Return the lines where the word "filled" occurs.

==================================================

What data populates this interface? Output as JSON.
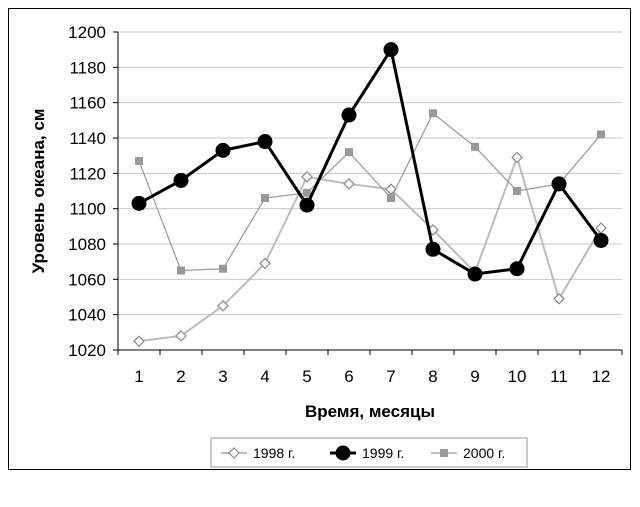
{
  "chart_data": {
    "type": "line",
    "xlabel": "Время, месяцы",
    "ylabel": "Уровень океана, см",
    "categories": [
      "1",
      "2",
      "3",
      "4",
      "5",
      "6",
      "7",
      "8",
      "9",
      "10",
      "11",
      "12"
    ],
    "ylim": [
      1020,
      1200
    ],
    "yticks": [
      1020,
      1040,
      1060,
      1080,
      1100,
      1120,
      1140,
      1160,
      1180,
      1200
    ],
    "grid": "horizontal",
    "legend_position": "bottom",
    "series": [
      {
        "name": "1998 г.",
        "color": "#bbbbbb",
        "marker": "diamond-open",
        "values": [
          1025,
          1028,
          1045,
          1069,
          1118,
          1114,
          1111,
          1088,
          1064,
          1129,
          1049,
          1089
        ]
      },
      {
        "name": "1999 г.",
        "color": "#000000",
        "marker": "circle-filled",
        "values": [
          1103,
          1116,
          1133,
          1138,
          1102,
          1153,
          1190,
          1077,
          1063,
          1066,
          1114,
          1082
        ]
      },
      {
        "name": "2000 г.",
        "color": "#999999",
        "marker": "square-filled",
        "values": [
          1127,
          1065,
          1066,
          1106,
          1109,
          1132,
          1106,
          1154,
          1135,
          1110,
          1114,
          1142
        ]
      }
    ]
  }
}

==================================================

**Exercise output:**
        "marker": "circle-filled",
        "marker": "square-filled",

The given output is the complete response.